• [Given instruction]: Tally the lines that contain the string "Confidence" and state that total without comment.

• [Record list]:
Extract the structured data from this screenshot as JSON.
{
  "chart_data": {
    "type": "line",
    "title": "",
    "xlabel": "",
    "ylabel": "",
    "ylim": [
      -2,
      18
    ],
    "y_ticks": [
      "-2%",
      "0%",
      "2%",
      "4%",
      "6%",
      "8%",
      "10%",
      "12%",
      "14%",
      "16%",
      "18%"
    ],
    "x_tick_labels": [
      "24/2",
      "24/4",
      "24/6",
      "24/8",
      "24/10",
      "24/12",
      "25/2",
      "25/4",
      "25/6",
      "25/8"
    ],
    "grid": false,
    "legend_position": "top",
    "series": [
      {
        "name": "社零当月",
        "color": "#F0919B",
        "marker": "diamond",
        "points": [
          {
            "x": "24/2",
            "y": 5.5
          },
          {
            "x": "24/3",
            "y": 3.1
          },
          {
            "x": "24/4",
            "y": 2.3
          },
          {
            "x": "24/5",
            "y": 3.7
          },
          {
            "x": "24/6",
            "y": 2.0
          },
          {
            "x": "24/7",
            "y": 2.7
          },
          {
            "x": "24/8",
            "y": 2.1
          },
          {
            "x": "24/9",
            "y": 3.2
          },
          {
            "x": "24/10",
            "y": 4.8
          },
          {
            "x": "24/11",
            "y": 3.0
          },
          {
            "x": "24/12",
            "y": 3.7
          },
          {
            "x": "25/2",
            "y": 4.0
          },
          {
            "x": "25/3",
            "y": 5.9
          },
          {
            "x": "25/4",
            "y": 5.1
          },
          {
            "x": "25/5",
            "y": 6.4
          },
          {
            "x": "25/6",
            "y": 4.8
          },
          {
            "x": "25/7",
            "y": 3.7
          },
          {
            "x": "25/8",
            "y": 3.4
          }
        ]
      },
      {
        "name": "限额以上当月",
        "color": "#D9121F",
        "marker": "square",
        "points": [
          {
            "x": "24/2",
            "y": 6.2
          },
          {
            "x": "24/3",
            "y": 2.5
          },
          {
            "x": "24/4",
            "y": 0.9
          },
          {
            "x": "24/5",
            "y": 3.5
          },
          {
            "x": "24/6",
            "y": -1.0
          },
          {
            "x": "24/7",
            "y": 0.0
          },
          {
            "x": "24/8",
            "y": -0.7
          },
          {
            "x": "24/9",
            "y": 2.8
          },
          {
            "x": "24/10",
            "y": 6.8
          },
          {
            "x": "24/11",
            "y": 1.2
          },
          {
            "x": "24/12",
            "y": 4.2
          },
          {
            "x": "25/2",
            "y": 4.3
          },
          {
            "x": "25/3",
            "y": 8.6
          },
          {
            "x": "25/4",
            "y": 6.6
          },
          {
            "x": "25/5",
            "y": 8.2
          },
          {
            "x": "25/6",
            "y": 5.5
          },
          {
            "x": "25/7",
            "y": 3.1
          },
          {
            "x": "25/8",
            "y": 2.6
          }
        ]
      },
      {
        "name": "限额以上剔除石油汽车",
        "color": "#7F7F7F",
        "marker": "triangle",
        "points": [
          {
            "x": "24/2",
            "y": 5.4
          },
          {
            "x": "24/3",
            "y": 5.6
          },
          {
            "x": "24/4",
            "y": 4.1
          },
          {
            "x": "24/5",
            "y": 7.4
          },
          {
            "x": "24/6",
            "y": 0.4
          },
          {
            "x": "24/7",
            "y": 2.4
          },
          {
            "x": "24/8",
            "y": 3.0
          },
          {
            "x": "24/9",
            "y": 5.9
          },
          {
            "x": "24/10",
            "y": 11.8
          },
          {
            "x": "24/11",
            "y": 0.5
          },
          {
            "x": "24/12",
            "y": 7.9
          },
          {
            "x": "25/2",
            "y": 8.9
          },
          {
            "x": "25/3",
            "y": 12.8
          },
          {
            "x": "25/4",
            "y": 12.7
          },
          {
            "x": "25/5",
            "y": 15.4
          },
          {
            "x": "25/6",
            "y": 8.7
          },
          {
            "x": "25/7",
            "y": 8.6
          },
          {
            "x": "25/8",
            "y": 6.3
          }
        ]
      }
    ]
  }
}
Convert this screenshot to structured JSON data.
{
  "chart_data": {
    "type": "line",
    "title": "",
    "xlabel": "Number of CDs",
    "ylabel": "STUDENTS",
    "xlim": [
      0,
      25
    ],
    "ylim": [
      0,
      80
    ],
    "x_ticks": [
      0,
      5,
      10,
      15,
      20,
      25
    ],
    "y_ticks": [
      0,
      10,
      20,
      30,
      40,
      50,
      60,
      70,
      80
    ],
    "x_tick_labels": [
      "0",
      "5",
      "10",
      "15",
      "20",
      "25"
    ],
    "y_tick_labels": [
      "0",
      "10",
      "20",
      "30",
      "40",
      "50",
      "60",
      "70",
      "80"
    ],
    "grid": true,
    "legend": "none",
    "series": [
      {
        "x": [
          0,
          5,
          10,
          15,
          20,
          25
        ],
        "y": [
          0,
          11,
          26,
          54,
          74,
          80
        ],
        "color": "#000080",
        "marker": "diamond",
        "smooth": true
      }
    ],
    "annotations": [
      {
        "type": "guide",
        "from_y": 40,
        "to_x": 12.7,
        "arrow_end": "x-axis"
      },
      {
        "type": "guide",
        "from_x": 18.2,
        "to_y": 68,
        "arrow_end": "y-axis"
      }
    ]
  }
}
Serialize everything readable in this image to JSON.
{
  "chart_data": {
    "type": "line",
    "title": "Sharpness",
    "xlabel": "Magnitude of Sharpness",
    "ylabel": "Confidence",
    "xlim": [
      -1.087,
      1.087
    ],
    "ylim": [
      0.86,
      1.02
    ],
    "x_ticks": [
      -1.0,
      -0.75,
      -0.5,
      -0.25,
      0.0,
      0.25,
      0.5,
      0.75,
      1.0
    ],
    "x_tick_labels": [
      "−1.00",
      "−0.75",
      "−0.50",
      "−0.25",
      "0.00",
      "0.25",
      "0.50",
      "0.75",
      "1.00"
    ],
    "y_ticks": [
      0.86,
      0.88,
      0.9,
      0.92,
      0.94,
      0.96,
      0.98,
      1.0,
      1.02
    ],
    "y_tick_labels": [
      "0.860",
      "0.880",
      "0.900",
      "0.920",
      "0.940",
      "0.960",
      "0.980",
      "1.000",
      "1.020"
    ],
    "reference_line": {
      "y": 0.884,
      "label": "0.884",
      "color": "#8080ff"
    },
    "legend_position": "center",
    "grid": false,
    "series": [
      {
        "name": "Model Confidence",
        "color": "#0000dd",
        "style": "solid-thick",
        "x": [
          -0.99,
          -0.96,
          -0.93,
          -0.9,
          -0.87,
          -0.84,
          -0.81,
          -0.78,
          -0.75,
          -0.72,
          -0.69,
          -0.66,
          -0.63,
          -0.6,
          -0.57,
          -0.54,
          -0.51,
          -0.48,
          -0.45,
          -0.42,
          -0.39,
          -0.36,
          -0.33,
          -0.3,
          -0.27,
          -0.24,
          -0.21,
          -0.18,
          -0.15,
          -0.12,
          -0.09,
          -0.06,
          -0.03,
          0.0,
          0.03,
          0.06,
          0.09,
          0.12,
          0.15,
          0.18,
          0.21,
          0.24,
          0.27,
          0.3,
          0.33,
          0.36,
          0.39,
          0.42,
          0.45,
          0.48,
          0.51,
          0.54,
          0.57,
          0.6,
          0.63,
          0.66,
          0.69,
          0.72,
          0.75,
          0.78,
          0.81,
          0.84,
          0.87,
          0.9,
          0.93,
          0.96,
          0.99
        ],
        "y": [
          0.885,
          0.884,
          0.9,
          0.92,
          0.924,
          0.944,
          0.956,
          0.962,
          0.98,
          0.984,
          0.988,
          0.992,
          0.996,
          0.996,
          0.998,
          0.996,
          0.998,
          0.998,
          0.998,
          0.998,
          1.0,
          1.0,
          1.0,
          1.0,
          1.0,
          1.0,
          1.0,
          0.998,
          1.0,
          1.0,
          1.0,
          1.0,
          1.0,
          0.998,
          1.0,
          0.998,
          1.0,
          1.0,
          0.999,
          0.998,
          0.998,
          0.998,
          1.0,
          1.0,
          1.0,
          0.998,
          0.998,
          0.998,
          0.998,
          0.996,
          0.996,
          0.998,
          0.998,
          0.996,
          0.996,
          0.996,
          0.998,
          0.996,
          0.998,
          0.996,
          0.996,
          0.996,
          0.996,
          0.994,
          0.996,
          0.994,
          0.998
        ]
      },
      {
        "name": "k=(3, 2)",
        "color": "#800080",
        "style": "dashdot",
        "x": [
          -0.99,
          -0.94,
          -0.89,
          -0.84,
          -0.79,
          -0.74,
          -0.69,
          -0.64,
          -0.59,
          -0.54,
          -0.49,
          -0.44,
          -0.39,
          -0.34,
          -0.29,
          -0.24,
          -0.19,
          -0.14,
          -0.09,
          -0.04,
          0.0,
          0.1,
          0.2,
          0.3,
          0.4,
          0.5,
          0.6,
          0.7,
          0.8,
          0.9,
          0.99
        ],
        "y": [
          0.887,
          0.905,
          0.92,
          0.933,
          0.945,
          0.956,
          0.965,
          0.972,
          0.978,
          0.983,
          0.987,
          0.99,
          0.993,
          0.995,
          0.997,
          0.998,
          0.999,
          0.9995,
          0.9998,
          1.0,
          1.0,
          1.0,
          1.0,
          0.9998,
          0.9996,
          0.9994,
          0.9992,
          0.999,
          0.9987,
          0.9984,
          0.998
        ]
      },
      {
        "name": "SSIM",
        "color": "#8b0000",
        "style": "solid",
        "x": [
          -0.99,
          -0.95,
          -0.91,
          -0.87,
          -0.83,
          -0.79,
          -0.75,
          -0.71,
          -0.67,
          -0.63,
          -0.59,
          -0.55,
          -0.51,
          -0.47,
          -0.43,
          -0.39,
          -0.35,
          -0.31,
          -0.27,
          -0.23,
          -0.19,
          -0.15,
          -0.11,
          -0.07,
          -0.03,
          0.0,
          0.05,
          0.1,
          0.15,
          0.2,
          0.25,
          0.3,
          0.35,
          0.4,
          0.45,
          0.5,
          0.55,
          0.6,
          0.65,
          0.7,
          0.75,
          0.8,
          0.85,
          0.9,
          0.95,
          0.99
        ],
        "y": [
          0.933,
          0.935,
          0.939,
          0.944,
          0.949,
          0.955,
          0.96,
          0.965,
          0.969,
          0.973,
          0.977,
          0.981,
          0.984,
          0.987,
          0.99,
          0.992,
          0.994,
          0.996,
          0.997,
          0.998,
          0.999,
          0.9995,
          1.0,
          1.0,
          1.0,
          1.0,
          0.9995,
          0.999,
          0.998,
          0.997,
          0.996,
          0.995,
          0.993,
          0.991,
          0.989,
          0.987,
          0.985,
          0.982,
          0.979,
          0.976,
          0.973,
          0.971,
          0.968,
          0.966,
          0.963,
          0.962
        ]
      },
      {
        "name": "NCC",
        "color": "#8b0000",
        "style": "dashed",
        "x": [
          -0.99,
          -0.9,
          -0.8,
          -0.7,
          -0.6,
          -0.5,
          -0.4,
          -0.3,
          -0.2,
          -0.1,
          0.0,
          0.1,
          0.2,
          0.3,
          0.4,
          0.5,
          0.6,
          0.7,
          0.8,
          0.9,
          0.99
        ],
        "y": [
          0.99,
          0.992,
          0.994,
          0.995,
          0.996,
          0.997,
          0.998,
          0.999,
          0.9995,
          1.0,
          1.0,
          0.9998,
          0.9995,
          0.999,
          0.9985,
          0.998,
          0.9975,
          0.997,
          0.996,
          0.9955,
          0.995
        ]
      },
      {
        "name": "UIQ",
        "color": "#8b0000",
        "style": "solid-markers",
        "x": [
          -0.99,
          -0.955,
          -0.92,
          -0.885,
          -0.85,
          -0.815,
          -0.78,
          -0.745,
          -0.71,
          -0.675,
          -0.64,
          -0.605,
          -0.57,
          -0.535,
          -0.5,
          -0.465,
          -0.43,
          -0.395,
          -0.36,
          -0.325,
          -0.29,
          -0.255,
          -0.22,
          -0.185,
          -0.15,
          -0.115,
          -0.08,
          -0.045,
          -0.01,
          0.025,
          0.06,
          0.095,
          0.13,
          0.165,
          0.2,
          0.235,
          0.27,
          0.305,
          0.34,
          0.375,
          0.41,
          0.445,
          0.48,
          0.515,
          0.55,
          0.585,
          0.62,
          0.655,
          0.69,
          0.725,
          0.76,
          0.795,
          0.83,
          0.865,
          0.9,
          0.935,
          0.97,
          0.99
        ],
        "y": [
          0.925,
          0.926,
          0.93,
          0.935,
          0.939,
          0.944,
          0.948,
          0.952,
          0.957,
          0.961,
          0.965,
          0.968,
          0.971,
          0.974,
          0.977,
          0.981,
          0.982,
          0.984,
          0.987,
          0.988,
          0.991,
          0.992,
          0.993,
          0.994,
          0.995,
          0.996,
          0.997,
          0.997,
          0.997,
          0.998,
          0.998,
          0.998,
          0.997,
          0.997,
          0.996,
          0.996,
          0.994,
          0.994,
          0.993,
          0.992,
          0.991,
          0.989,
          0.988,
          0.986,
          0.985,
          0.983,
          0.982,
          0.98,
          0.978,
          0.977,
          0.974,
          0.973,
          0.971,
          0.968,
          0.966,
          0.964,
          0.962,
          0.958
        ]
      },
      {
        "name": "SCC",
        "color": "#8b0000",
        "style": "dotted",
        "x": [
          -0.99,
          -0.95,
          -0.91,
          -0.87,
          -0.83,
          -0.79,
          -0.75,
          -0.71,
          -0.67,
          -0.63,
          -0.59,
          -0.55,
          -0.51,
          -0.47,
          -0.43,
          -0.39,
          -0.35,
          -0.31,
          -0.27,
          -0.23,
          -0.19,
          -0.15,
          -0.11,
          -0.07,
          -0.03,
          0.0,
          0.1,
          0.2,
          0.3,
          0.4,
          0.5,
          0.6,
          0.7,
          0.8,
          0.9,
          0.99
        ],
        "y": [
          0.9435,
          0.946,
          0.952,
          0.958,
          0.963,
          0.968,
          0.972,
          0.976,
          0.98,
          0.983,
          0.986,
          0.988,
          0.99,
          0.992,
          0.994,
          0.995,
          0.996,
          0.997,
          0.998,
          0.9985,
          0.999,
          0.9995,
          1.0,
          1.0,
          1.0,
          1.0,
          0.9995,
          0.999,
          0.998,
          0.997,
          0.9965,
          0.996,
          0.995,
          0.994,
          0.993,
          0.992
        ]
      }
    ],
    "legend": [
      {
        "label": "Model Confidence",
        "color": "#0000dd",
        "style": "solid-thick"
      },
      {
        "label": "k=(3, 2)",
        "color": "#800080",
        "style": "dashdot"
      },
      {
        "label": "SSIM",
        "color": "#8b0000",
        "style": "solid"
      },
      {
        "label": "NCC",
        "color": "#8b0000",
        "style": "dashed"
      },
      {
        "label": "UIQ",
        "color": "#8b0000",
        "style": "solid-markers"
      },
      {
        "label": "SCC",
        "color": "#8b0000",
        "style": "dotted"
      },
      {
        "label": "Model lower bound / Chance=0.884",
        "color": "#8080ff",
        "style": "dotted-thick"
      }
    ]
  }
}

• [Correct result]: 3